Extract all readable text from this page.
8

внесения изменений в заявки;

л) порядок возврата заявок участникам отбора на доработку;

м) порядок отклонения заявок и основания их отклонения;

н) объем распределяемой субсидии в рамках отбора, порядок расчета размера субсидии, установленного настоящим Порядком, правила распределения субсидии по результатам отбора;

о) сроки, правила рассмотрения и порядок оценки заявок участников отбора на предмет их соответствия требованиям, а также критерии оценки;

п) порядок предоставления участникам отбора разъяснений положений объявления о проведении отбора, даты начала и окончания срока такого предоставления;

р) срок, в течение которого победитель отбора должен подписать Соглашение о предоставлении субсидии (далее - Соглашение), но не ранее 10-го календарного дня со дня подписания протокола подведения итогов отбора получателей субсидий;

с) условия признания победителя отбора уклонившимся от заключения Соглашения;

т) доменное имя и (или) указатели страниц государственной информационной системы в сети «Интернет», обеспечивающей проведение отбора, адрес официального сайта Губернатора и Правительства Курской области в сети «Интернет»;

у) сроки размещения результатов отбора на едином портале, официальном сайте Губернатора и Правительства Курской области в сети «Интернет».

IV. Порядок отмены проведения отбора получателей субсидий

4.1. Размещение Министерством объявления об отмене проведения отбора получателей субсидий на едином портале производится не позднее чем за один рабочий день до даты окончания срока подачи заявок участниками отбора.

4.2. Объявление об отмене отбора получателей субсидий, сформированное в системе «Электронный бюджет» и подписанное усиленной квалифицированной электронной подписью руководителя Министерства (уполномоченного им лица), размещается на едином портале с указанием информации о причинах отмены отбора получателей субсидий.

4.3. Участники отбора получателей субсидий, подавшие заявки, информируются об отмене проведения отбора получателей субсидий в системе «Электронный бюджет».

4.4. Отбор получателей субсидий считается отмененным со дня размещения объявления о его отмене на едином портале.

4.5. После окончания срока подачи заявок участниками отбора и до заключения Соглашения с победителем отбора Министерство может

| What the task requires |
Go through the records and pull out each line that includes the word "размещения".

| The output |
у) сроки размещения результатов отбора на едином портале, официальном сайте Губернатора и Правительства Курской области в сети «Интернет».
4.4. Отбор получателей субсидий считается отмененным со дня размещения объявления о его отмене на едином портале.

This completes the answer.